GIVEN INSTRUCTION> Output everything from the beginning of the data through the line containing "Output each element", including that line, reproducing each line verbatim. Omit the pictures.

Visual layout annotation data>

= = = = =

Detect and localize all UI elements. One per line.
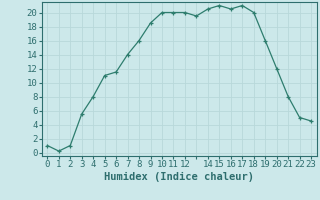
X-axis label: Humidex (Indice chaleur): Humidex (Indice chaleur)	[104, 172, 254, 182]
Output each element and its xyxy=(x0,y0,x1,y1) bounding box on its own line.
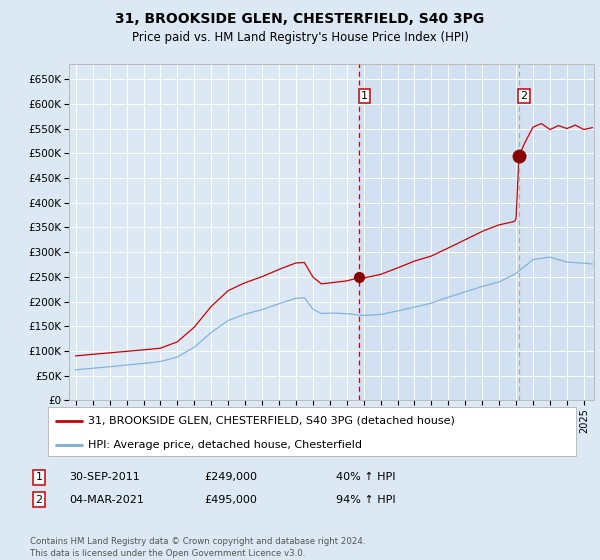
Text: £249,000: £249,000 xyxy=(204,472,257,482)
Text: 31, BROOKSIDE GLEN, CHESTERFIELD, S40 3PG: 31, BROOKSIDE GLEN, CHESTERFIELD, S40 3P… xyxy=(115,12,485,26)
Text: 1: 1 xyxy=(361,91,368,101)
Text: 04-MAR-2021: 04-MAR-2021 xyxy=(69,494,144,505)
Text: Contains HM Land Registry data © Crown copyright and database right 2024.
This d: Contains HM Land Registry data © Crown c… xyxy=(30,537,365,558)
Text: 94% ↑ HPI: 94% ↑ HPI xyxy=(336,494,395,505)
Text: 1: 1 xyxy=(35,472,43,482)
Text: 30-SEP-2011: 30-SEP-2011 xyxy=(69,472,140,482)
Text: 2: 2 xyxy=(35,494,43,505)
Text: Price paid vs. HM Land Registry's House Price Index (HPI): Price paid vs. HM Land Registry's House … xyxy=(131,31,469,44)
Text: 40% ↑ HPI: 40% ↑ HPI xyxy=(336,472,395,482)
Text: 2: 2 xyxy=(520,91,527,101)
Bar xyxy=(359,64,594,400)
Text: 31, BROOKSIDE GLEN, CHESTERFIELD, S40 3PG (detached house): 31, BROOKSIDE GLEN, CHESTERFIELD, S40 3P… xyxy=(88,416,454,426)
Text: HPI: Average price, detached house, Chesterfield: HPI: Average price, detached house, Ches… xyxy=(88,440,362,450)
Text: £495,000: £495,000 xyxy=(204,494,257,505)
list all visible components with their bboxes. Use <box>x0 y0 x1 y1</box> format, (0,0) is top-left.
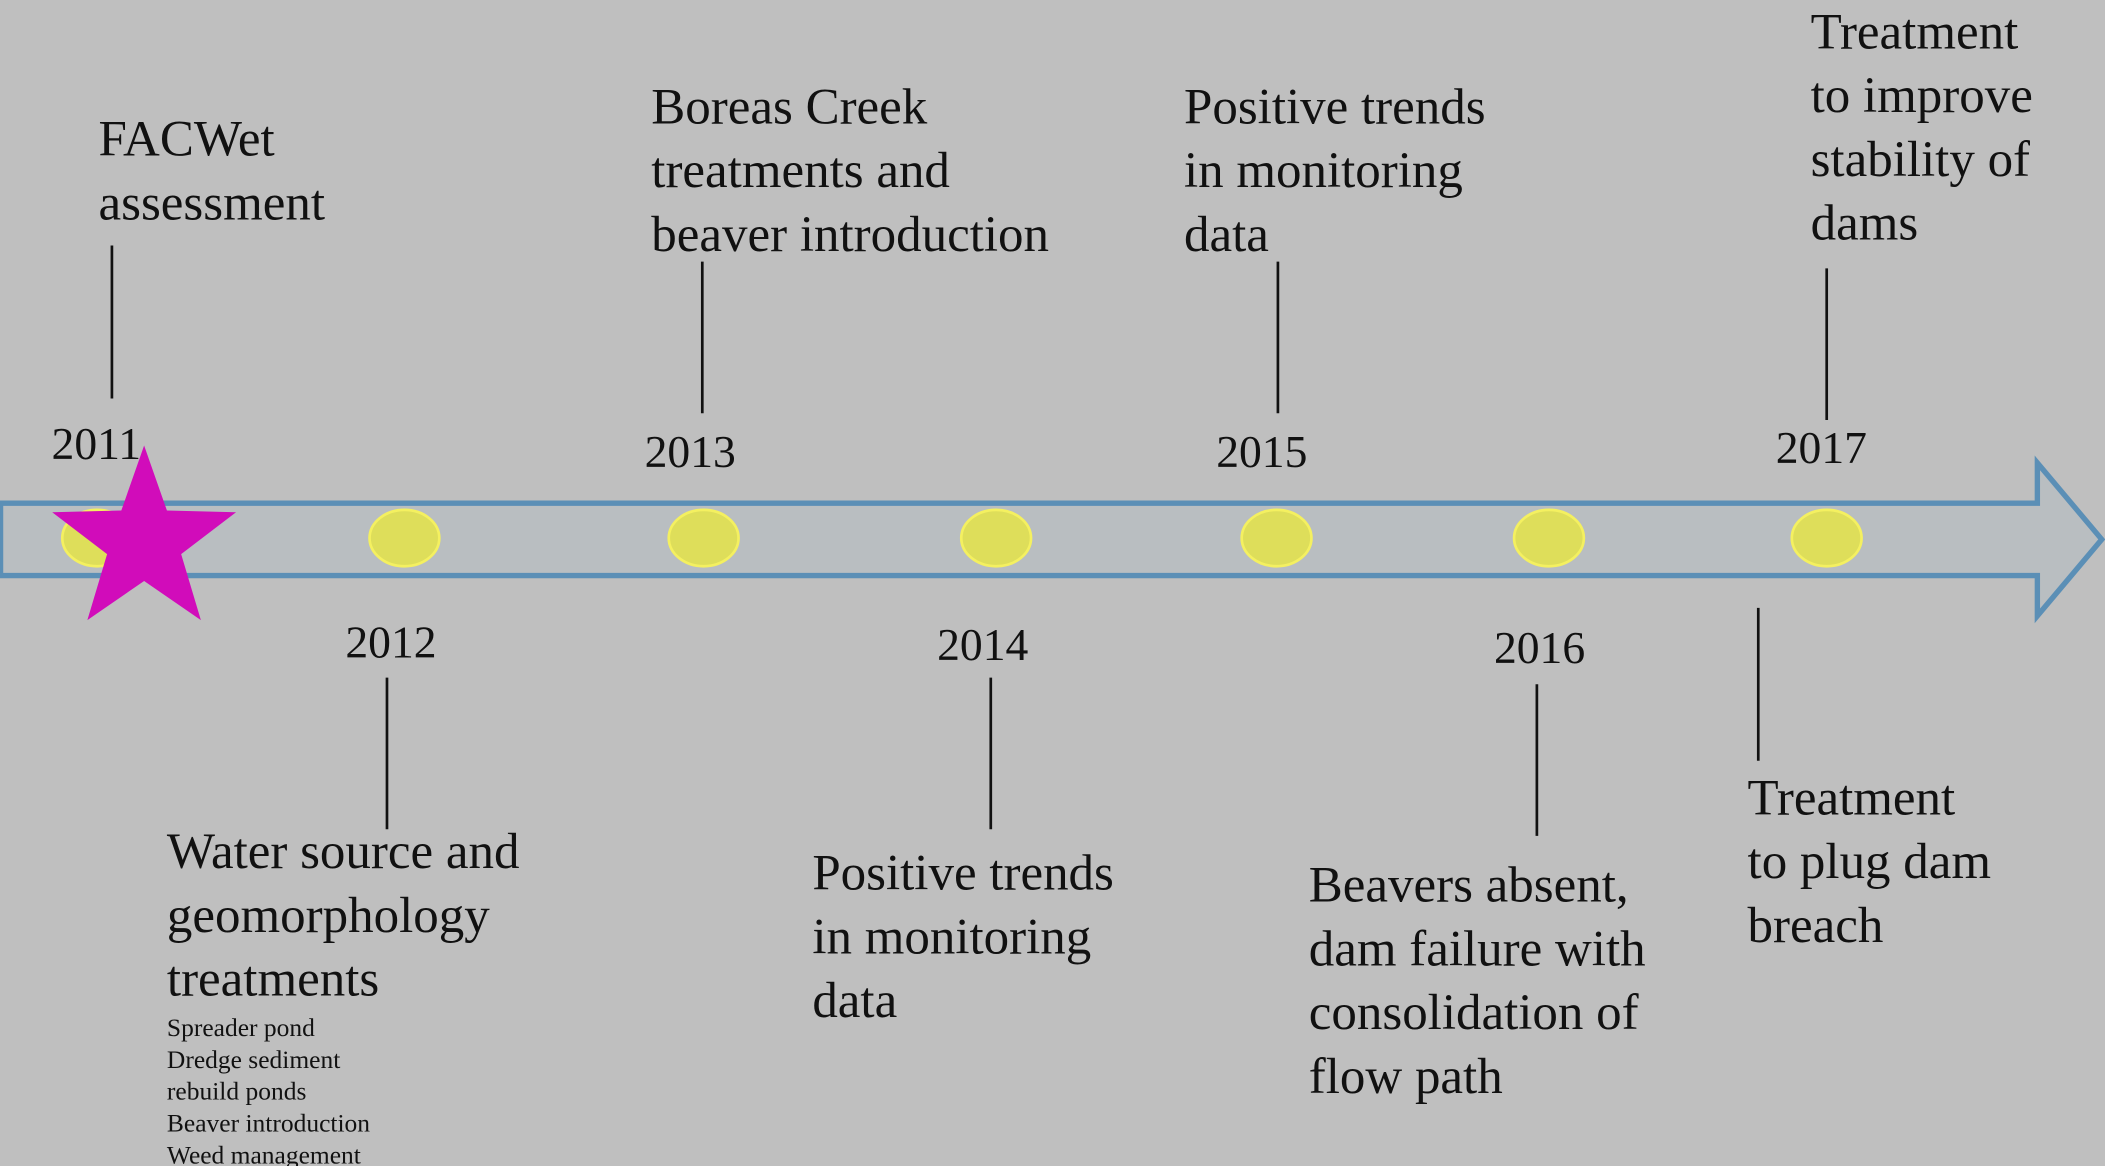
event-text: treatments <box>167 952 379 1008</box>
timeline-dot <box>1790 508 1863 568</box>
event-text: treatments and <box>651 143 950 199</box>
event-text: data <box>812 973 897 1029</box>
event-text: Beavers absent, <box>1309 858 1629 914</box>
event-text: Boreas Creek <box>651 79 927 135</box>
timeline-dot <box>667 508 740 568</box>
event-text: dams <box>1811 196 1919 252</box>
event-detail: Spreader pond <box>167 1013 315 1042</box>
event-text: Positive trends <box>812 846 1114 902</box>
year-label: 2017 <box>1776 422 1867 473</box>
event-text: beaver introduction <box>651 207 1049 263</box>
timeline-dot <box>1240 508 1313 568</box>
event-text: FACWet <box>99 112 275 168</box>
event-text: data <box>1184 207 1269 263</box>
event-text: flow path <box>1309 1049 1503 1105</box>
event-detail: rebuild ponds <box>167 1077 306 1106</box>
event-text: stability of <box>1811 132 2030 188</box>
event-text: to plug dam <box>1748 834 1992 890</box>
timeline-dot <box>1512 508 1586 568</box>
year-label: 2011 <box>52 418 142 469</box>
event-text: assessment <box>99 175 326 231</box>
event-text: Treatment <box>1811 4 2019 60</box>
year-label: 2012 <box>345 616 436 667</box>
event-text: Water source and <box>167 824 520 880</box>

= = = = =

WRITTEN SOLUTION>
Detect and localize all UI elements. One per line.
X-axis label: Humidex (Indice chaleur): Humidex (Indice chaleur)	[104, 172, 254, 182]
Output each element and its xyxy=(x0,y0,x1,y1) bounding box on its own line.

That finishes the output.